[BEGIN TASK INPUT]

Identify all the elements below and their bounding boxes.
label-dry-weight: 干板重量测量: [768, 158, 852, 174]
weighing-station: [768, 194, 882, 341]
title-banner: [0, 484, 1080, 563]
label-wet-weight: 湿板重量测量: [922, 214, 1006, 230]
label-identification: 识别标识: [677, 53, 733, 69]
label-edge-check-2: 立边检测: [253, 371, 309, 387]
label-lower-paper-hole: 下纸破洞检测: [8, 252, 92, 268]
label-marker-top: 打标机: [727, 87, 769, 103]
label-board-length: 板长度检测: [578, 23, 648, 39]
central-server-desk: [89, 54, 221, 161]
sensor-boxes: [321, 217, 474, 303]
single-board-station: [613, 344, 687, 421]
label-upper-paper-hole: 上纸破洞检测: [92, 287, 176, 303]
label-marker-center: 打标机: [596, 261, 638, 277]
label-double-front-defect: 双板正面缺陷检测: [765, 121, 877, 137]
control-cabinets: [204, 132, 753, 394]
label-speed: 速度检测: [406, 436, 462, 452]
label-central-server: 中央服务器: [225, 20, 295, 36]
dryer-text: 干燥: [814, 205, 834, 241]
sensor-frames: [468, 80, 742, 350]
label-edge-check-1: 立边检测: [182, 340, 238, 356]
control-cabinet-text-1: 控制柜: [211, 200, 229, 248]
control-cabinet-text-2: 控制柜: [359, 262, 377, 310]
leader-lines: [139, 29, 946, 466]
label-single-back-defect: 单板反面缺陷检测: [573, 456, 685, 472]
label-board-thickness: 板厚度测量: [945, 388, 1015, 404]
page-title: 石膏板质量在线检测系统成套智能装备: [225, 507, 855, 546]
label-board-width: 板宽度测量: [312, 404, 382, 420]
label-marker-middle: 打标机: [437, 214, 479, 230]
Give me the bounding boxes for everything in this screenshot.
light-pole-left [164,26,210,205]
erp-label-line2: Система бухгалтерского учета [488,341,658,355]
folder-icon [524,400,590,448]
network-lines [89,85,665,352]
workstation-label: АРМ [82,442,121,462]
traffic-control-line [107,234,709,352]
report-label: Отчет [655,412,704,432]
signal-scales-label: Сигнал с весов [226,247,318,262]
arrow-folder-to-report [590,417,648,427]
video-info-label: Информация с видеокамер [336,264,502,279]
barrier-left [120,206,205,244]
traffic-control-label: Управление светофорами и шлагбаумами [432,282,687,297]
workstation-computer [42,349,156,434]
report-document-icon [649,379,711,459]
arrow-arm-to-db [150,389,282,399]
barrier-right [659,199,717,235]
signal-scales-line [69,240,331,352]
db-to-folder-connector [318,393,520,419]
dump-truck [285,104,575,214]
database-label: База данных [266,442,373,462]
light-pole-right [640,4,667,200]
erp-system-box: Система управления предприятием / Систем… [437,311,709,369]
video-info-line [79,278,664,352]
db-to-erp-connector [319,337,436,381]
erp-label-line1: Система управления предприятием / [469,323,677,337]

[END TASK INPUT]

• [WORK TO DO]:
Reproduce every line of the listing above, changing nothing.

• [PROBLEM SOLUTION]:
Identify all the elements below and their bounding boxes.
label-dry-weight: 干板重量测量: [768, 158, 852, 174]
weighing-station: [768, 194, 882, 341]
title-banner: [0, 484, 1080, 563]
label-wet-weight: 湿板重量测量: [922, 214, 1006, 230]
label-identification: 识别标识: [677, 53, 733, 69]
label-edge-check-2: 立边检测: [253, 371, 309, 387]
label-lower-paper-hole: 下纸破洞检测: [8, 252, 92, 268]
label-marker-top: 打标机: [727, 87, 769, 103]
label-board-length: 板长度检测: [578, 23, 648, 39]
central-server-desk: [89, 54, 221, 161]
sensor-boxes: [321, 217, 474, 303]
single-board-station: [613, 344, 687, 421]
label-upper-paper-hole: 上纸破洞检测: [92, 287, 176, 303]
label-marker-center: 打标机: [596, 261, 638, 277]
label-double-front-defect: 双板正面缺陷检测: [765, 121, 877, 137]
control-cabinets: [204, 132, 753, 394]
label-speed: 速度检测: [406, 436, 462, 452]
label-central-server: 中央服务器: [225, 20, 295, 36]
dryer-text: 干燥: [814, 205, 834, 241]
sensor-frames: [468, 80, 742, 350]
label-edge-check-1: 立边检测: [182, 340, 238, 356]
control-cabinet-text-1: 控制柜: [211, 200, 229, 248]
control-cabinet-text-2: 控制柜: [359, 262, 377, 310]
leader-lines: [139, 29, 946, 466]
label-single-back-defect: 单板反面缺陷检测: [573, 456, 685, 472]
label-board-thickness: 板厚度测量: [945, 388, 1015, 404]
page-title: 石膏板质量在线检测系统成套智能装备: [225, 507, 855, 546]
label-board-width: 板宽度测量: [312, 404, 382, 420]
label-marker-middle: 打标机: [437, 214, 479, 230]
Give me the bounding boxes for everything in this screenshot.
light-pole-left [164,26,210,205]
erp-label-line2: Система бухгалтерского учета [488,341,658,355]
folder-icon [524,400,590,448]
network-lines [89,85,665,352]
workstation-label: АРМ [82,442,121,462]
traffic-control-line [107,234,709,352]
report-label: Отчет [655,412,704,432]
signal-scales-label: Сигнал с весов [226,247,318,262]
arrow-folder-to-report [590,417,648,427]
video-info-label: Информация с видеокамер [336,264,502,279]
barrier-left [120,206,205,244]
traffic-control-label: Управление светофорами и шлагбаумами [432,282,687,297]
workstation-computer [42,349,156,434]
report-document-icon [649,379,711,459]
arrow-arm-to-db [150,389,282,399]
barrier-right [659,199,717,235]
signal-scales-line [69,240,331,352]
db-to-folder-connector [318,393,520,419]
dump-truck [285,104,575,214]
database-label: База данных [266,442,373,462]
light-pole-right [640,4,667,200]
erp-system-box: Система управления предприятием / Систем… [437,311,709,369]
video-info-line [79,278,664,352]
db-to-erp-connector [319,337,436,381]
erp-label-line1: Система управления предприятием / [469,323,677,337]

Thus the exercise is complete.